[begin Working data]

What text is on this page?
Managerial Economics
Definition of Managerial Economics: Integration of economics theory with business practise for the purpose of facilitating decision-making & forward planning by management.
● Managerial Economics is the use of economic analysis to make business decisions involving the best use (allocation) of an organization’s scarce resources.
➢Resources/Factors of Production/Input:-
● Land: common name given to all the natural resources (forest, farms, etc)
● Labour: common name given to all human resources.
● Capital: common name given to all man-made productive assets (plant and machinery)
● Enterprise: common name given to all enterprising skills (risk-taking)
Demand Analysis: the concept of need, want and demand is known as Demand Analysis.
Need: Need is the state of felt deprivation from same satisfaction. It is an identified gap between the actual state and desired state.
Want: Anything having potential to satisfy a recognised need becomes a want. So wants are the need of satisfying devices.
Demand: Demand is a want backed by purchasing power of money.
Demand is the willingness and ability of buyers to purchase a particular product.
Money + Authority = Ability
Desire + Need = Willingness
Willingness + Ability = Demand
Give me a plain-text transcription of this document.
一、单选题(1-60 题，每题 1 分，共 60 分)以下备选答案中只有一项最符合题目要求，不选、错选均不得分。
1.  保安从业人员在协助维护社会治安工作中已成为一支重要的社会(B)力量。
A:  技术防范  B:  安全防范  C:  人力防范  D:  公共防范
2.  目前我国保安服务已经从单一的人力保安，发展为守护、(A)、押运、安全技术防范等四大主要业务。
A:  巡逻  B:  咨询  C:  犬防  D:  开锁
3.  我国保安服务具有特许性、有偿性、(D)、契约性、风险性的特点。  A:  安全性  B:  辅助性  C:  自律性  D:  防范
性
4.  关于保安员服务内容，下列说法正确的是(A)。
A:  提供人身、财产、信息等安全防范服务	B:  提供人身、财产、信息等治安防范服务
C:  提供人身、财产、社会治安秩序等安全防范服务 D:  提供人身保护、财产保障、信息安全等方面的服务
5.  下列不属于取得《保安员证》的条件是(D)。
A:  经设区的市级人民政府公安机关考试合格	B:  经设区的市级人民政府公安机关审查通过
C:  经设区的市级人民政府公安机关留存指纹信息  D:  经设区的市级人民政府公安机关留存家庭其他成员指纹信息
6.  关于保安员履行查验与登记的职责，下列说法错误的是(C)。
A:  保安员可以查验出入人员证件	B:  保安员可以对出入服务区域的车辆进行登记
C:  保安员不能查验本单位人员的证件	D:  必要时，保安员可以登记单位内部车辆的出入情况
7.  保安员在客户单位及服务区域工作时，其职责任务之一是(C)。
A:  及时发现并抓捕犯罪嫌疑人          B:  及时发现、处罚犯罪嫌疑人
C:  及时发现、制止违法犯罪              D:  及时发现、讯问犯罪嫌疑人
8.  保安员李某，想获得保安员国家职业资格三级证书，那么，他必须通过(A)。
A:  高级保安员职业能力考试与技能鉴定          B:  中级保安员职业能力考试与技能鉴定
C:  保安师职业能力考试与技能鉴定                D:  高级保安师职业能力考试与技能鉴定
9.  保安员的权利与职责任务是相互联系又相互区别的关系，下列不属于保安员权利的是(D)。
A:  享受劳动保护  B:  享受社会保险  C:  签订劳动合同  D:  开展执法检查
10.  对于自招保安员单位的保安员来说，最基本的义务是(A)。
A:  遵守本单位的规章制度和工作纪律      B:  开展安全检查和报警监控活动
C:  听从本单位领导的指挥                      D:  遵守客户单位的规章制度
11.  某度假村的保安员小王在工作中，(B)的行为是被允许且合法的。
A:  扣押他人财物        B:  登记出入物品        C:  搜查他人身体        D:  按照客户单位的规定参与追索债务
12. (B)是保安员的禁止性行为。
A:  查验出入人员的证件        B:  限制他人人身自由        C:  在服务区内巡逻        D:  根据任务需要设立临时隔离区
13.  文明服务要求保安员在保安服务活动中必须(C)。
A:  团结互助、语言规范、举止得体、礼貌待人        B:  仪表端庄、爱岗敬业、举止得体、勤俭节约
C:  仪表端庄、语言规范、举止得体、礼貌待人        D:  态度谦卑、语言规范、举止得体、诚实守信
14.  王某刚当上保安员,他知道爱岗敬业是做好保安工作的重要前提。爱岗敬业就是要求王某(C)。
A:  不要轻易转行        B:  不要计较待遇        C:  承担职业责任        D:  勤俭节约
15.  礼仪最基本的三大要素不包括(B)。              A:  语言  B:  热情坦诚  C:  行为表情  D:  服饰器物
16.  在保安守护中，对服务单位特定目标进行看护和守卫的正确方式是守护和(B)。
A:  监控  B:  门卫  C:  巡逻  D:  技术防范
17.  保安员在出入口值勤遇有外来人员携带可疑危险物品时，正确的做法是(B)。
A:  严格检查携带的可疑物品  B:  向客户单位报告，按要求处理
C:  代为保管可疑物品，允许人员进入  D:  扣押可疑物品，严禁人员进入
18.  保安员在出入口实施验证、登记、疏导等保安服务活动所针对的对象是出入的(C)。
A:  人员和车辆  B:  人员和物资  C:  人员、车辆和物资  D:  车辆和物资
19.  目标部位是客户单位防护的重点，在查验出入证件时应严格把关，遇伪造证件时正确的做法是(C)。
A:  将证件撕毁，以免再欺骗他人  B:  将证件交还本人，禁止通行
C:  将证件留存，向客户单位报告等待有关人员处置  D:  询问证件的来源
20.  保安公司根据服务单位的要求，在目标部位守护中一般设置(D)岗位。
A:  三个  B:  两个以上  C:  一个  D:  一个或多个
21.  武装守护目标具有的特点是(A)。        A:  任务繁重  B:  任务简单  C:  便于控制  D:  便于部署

[end Working data]

Written exercise
Write the data back out verbatim.

Written solution
What text is on this page?
Managerial Economics
Definition of Managerial Economics: Integration of economics theory with business practise for the purpose of facilitating decision-making & forward planning by management.
● Managerial Economics is the use of economic analysis to make business decisions involving the best use (allocation) of an organization’s scarce resources.
➢Resources/Factors of Production/Input:-
● Land: common name given to all the natural resources (forest, farms, etc)
● Labour: common name given to all human resources.
● Capital: common name given to all man-made productive assets (plant and machinery)
● Enterprise: common name given to all enterprising skills (risk-taking)
Demand Analysis: the concept of need, want and demand is known as Demand Analysis.
Need: Need is the state of felt deprivation from same satisfaction. It is an identified gap between the actual state and desired state.
Want: Anything having potential to satisfy a recognised need becomes a want. So wants are the need of satisfying devices.
Demand: Demand is a want backed by purchasing power of money.
Demand is the willingness and ability of buyers to purchase a particular product.
Money + Authority = Ability
Desire + Need = Willingness
Willingness + Ability = Demand
Give me a plain-text transcription of this document.
一、单选题(1-60 题，每题 1 分，共 60 分)以下备选答案中只有一项最符合题目要求，不选、错选均不得分。
1.  保安从业人员在协助维护社会治安工作中已成为一支重要的社会(B)力量。
A:  技术防范  B:  安全防范  C:  人力防范  D:  公共防范
2.  目前我国保安服务已经从单一的人力保安，发展为守护、(A)、押运、安全技术防范等四大主要业务。
A:  巡逻  B:  咨询  C:  犬防  D:  开锁
3.  我国保安服务具有特许性、有偿性、(D)、契约性、风险性的特点。  A:  安全性  B:  辅助性  C:  自律性  D:  防范
性
4.  关于保安员服务内容，下列说法正确的是(A)。
A:  提供人身、财产、信息等安全防范服务	B:  提供人身、财产、信息等治安防范服务
C:  提供人身、财产、社会治安秩序等安全防范服务 D:  提供人身保护、财产保障、信息安全等方面的服务
5.  下列不属于取得《保安员证》的条件是(D)。
A:  经设区的市级人民政府公安机关考试合格	B:  经设区的市级人民政府公安机关审查通过
C:  经设区的市级人民政府公安机关留存指纹信息  D:  经设区的市级人民政府公安机关留存家庭其他成员指纹信息
6.  关于保安员履行查验与登记的职责，下列说法错误的是(C)。
A:  保安员可以查验出入人员证件	B:  保安员可以对出入服务区域的车辆进行登记
C:  保安员不能查验本单位人员的证件	D:  必要时，保安员可以登记单位内部车辆的出入情况
7.  保安员在客户单位及服务区域工作时，其职责任务之一是(C)。
A:  及时发现并抓捕犯罪嫌疑人          B:  及时发现、处罚犯罪嫌疑人
C:  及时发现、制止违法犯罪              D:  及时发现、讯问犯罪嫌疑人
8.  保安员李某，想获得保安员国家职业资格三级证书，那么，他必须通过(A)。
A:  高级保安员职业能力考试与技能鉴定          B:  中级保安员职业能力考试与技能鉴定
C:  保安师职业能力考试与技能鉴定                D:  高级保安师职业能力考试与技能鉴定
9.  保安员的权利与职责任务是相互联系又相互区别的关系，下列不属于保安员权利的是(D)。
A:  享受劳动保护  B:  享受社会保险  C:  签订劳动合同  D:  开展执法检查
10.  对于自招保安员单位的保安员来说，最基本的义务是(A)。
A:  遵守本单位的规章制度和工作纪律      B:  开展安全检查和报警监控活动
C:  听从本单位领导的指挥                      D:  遵守客户单位的规章制度
11.  某度假村的保安员小王在工作中，(B)的行为是被允许且合法的。
A:  扣押他人财物        B:  登记出入物品        C:  搜查他人身体        D:  按照客户单位的规定参与追索债务
12. (B)是保安员的禁止性行为。
A:  查验出入人员的证件        B:  限制他人人身自由        C:  在服务区内巡逻        D:  根据任务需要设立临时隔离区
13.  文明服务要求保安员在保安服务活动中必须(C)。
A:  团结互助、语言规范、举止得体、礼貌待人        B:  仪表端庄、爱岗敬业、举止得体、勤俭节约
C:  仪表端庄、语言规范、举止得体、礼貌待人        D:  态度谦卑、语言规范、举止得体、诚实守信
14.  王某刚当上保安员,他知道爱岗敬业是做好保安工作的重要前提。爱岗敬业就是要求王某(C)。
A:  不要轻易转行        B:  不要计较待遇        C:  承担职业责任        D:  勤俭节约
15.  礼仪最基本的三大要素不包括(B)。              A:  语言  B:  热情坦诚  C:  行为表情  D:  服饰器物
16.  在保安守护中，对服务单位特定目标进行看护和守卫的正确方式是守护和(B)。
A:  监控  B:  门卫  C:  巡逻  D:  技术防范
17.  保安员在出入口值勤遇有外来人员携带可疑危险物品时，正确的做法是(B)。
A:  严格检查携带的可疑物品  B:  向客户单位报告，按要求处理
C:  代为保管可疑物品，允许人员进入  D:  扣押可疑物品，严禁人员进入
18.  保安员在出入口实施验证、登记、疏导等保安服务活动所针对的对象是出入的(C)。
A:  人员和车辆  B:  人员和物资  C:  人员、车辆和物资  D:  车辆和物资
19.  目标部位是客户单位防护的重点，在查验出入证件时应严格把关，遇伪造证件时正确的做法是(C)。
A:  将证件撕毁，以免再欺骗他人  B:  将证件交还本人，禁止通行
C:  将证件留存，向客户单位报告等待有关人员处置  D:  询问证件的来源
20.  保安公司根据服务单位的要求，在目标部位守护中一般设置(D)岗位。
A:  三个  B:  两个以上  C:  一个  D:  一个或多个
21.  武装守护目标具有的特点是(A)。        A:  任务繁重  B:  任务简单  C:  便于控制  D:  便于部署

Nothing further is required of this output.